### MATERIAL FOR THIS EXERCISE
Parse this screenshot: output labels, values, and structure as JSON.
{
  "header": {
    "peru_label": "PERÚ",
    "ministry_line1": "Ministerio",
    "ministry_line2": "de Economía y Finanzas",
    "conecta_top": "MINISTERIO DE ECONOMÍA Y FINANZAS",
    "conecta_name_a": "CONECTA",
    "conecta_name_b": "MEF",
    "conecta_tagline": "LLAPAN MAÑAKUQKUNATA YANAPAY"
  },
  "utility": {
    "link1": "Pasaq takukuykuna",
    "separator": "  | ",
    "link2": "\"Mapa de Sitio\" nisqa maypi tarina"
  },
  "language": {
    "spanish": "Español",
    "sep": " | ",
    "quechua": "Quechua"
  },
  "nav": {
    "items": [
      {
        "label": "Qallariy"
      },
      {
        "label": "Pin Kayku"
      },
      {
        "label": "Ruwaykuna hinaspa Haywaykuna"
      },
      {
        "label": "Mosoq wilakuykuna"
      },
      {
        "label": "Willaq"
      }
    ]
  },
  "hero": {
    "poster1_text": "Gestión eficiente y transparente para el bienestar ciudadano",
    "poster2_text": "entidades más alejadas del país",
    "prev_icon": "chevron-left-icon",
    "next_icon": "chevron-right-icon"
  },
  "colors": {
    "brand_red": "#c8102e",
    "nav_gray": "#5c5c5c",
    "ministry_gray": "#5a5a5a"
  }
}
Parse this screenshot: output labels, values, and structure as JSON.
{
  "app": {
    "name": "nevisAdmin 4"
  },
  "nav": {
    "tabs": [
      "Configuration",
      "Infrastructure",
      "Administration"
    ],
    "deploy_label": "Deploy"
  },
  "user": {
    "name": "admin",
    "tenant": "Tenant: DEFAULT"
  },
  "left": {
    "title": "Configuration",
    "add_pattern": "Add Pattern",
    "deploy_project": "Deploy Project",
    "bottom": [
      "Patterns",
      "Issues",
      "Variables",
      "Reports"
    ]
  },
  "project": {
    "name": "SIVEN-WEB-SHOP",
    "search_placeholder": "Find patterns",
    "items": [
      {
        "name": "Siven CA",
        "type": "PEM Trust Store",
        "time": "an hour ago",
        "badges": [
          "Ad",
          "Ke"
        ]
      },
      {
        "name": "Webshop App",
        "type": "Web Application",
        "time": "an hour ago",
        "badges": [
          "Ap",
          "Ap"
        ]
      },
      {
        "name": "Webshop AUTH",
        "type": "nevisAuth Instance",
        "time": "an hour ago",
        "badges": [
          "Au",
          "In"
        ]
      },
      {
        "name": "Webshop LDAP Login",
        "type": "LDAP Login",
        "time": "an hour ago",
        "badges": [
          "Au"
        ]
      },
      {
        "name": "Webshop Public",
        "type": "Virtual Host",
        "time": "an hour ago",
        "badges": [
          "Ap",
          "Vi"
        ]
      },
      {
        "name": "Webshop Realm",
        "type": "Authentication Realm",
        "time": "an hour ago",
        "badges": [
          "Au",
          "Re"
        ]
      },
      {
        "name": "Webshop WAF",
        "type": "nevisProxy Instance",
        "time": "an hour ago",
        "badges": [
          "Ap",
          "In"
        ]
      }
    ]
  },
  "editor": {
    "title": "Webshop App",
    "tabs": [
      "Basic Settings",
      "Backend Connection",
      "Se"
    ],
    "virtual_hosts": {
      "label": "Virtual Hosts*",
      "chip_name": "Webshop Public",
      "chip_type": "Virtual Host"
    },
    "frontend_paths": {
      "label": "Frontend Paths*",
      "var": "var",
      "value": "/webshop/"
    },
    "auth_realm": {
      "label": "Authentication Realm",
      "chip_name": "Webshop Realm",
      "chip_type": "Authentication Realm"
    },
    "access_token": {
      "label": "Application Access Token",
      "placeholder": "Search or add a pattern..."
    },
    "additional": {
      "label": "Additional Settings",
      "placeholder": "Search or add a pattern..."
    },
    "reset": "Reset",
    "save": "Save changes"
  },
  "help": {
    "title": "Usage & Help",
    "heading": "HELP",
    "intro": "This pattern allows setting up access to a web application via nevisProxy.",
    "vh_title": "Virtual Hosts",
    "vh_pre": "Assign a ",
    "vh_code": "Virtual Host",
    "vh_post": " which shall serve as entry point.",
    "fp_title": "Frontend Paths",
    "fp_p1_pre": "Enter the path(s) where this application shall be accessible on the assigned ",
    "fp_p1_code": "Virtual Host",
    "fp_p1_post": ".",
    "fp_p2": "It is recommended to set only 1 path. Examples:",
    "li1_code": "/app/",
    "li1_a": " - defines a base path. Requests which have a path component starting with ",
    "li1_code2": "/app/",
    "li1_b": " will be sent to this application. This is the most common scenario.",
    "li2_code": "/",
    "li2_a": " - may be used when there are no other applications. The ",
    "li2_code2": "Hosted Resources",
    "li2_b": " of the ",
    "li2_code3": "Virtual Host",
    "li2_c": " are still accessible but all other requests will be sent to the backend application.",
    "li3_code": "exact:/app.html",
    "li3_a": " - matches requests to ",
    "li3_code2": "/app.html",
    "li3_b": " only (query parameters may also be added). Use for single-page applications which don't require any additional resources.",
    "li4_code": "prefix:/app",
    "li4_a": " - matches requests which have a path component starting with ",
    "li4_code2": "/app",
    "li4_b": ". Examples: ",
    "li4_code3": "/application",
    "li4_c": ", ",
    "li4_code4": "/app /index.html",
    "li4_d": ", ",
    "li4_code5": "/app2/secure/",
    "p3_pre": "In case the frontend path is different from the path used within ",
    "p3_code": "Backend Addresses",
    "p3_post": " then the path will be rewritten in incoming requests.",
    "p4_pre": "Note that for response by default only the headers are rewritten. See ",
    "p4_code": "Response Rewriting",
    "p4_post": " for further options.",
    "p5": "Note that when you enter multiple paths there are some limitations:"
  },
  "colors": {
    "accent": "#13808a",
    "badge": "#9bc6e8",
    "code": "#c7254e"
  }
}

### WHAT TO WORK ON
Your task is to output the full set of records exactly as presented.

### SOLUTION FOR THIS EXERCISE
Parse this screenshot: output labels, values, and structure as JSON.
{
  "header": {
    "peru_label": "PERÚ",
    "ministry_line1": "Ministerio",
    "ministry_line2": "de Economía y Finanzas",
    "conecta_top": "MINISTERIO DE ECONOMÍA Y FINANZAS",
    "conecta_name_a": "CONECTA",
    "conecta_name_b": "MEF",
    "conecta_tagline": "LLAPAN MAÑAKUQKUNATA YANAPAY"
  },
  "utility": {
    "link1": "Pasaq takukuykuna",
    "separator": "  | ",
    "link2": "\"Mapa de Sitio\" nisqa maypi tarina"
  },
  "language": {
    "spanish": "Español",
    "sep": " | ",
    "quechua": "Quechua"
  },
  "nav": {
    "items": [
      {
        "label": "Qallariy"
      },
      {
        "label": "Pin Kayku"
      },
      {
        "label": "Ruwaykuna hinaspa Haywaykuna"
      },
      {
        "label": "Mosoq wilakuykuna"
      },
      {
        "label": "Willaq"
      }
    ]
  },
  "hero": {
    "poster1_text": "Gestión eficiente y transparente para el bienestar ciudadano",
    "poster2_text": "entidades más alejadas del país",
    "prev_icon": "chevron-left-icon",
    "next_icon": "chevron-right-icon"
  },
  "colors": {
    "brand_red": "#c8102e",
    "nav_gray": "#5c5c5c",
    "ministry_gray": "#5a5a5a"
  }
}
Parse this screenshot: output labels, values, and structure as JSON.
{
  "app": {
    "name": "nevisAdmin 4"
  },
  "nav": {
    "tabs": [
      "Configuration",
      "Infrastructure",
      "Administration"
    ],
    "deploy_label": "Deploy"
  },
  "user": {
    "name": "admin",
    "tenant": "Tenant: DEFAULT"
  },
  "left": {
    "title": "Configuration",
    "add_pattern": "Add Pattern",
    "deploy_project": "Deploy Project",
    "bottom": [
      "Patterns",
      "Issues",
      "Variables",
      "Reports"
    ]
  },
  "project": {
    "name": "SIVEN-WEB-SHOP",
    "search_placeholder": "Find patterns",
    "items": [
      {
        "name": "Siven CA",
        "type": "PEM Trust Store",
        "time": "an hour ago",
        "badges": [
          "Ad",
          "Ke"
        ]
      },
      {
        "name": "Webshop App",
        "type": "Web Application",
        "time": "an hour ago",
        "badges": [
          "Ap",
          "Ap"
        ]
      },
      {
        "name": "Webshop AUTH",
        "type": "nevisAuth Instance",
        "time": "an hour ago",
        "badges": [
          "Au",
          "In"
        ]
      },
      {
        "name": "Webshop LDAP Login",
        "type": "LDAP Login",
        "time": "an hour ago",
        "badges": [
          "Au"
        ]
      },
      {
        "name": "Webshop Public",
        "type": "Virtual Host",
        "time": "an hour ago",
        "badges": [
          "Ap",
          "Vi"
        ]
      },
      {
        "name": "Webshop Realm",
        "type": "Authentication Realm",
        "time": "an hour ago",
        "badges": [
          "Au",
          "Re"
        ]
      },
      {
        "name": "Webshop WAF",
        "type": "nevisProxy Instance",
        "time": "an hour ago",
        "badges": [
          "Ap",
          "In"
        ]
      }
    ]
  },
  "editor": {
    "title": "Webshop App",
    "tabs": [
      "Basic Settings",
      "Backend Connection",
      "Se"
    ],
    "virtual_hosts": {
      "label": "Virtual Hosts*",
      "chip_name": "Webshop Public",
      "chip_type": "Virtual Host"
    },
    "frontend_paths": {
      "label": "Frontend Paths*",
      "var": "var",
      "value": "/webshop/"
    },
    "auth_realm": {
      "label": "Authentication Realm",
      "chip_name": "Webshop Realm",
      "chip_type": "Authentication Realm"
    },
    "access_token": {
      "label": "Application Access Token",
      "placeholder": "Search or add a pattern..."
    },
    "additional": {
      "label": "Additional Settings",
      "placeholder": "Search or add a pattern..."
    },
    "reset": "Reset",
    "save": "Save changes"
  },
  "help": {
    "title": "Usage & Help",
    "heading": "HELP",
    "intro": "This pattern allows setting up access to a web application via nevisProxy.",
    "vh_title": "Virtual Hosts",
    "vh_pre": "Assign a ",
    "vh_code": "Virtual Host",
    "vh_post": " which shall serve as entry point.",
    "fp_title": "Frontend Paths",
    "fp_p1_pre": "Enter the path(s) where this application shall be accessible on the assigned ",
    "fp_p1_code": "Virtual Host",
    "fp_p1_post": ".",
    "fp_p2": "It is recommended to set only 1 path. Examples:",
    "li1_code": "/app/",
    "li1_a": " - defines a base path. Requests which have a path component starting with ",
    "li1_code2": "/app/",
    "li1_b": " will be sent to this application. This is the most common scenario.",
    "li2_code": "/",
    "li2_a": " - may be used when there are no other applications. The ",
    "li2_code2": "Hosted Resources",
    "li2_b": " of the ",
    "li2_code3": "Virtual Host",
    "li2_c": " are still accessible but all other requests will be sent to the backend application.",
    "li3_code": "exact:/app.html",
    "li3_a": " - matches requests to ",
    "li3_code2": "/app.html",
    "li3_b": " only (query parameters may also be added). Use for single-page applications which don't require any additional resources.",
    "li4_code": "prefix:/app",
    "li4_a": " - matches requests which have a path component starting with ",
    "li4_code2": "/app",
    "li4_b": ". Examples: ",
    "li4_code3": "/application",
    "li4_c": ", ",
    "li4_code4": "/app /index.html",
    "li4_d": ", ",
    "li4_code5": "/app2/secure/",
    "p3_pre": "In case the frontend path is different from the path used within ",
    "p3_code": "Backend Addresses",
    "p3_post": " then the path will be rewritten in incoming requests.",
    "p4_pre": "Note that for response by default only the headers are rewritten. See ",
    "p4_code": "Response Rewriting",
    "p4_post": " for further options.",
    "p5": "Note that when you enter multiple paths there are some limitations:"
  },
  "colors": {
    "accent": "#13808a",
    "badge": "#9bc6e8",
    "code": "#c7254e"
  }
}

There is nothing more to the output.